- [EXERCISE] All of the data should be repeated exactly; pictures are not part of the copy.

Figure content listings
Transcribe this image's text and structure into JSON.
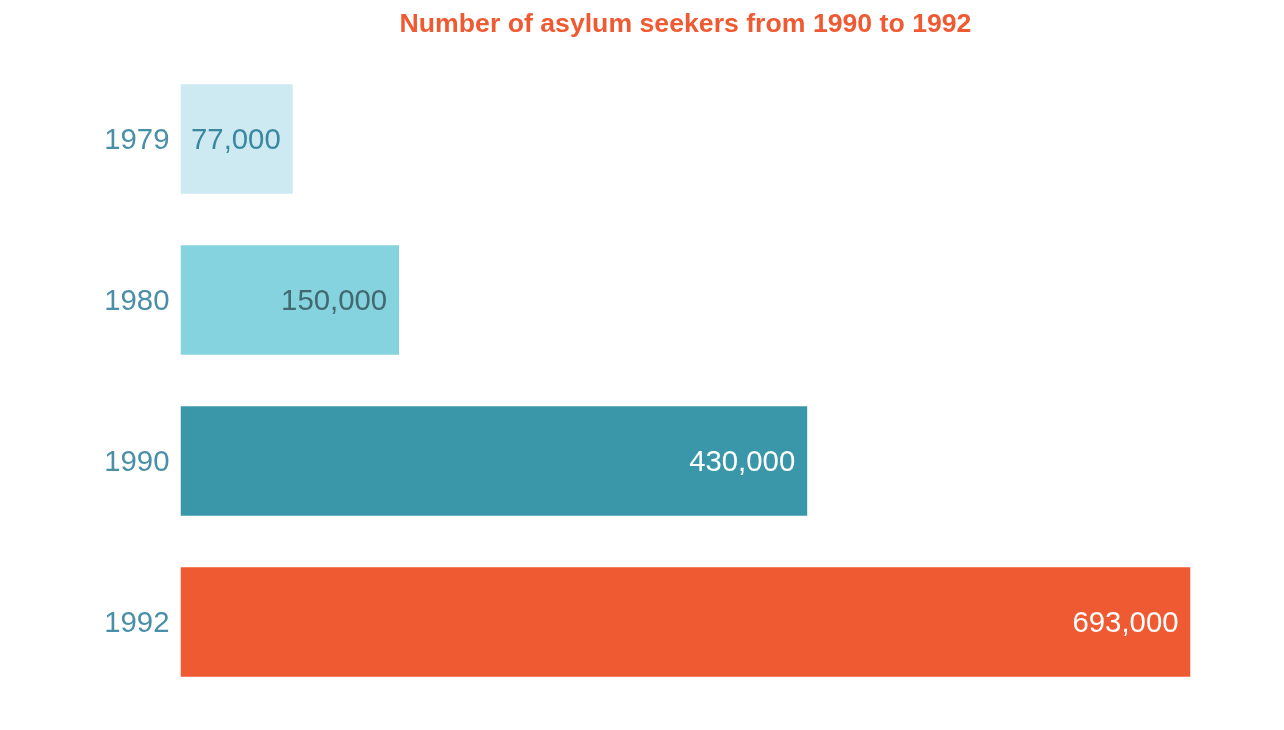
{
  "chart_data": {
    "type": "bar",
    "orientation": "horizontal",
    "title": "Number of asylum seekers from 1990 to 1992",
    "categories": [
      "1979",
      "1980",
      "1990",
      "1992"
    ],
    "values": [
      77000,
      150000,
      430000,
      693000
    ],
    "colors": [
      "#cdeaf2",
      "#85d3df",
      "#3a97a9",
      "#f05a33"
    ],
    "value_labels": [
      "77,000",
      "150,000",
      "430,000",
      "693,000"
    ],
    "grid": false
  }
}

- [EXERCISE OUTPUT]
Transcribe this image's text and structure into JSON.
{
  "chart_data": {
    "type": "bar",
    "orientation": "horizontal",
    "title": "Number of asylum seekers from 1990 to 1992",
    "categories": [
      "1979",
      "1980",
      "1990",
      "1992"
    ],
    "values": [
      77000,
      150000,
      430000,
      693000
    ],
    "colors": [
      "#cdeaf2",
      "#85d3df",
      "#3a97a9",
      "#f05a33"
    ],
    "value_labels": [
      "77,000",
      "150,000",
      "430,000",
      "693,000"
    ],
    "grid": false
  }
}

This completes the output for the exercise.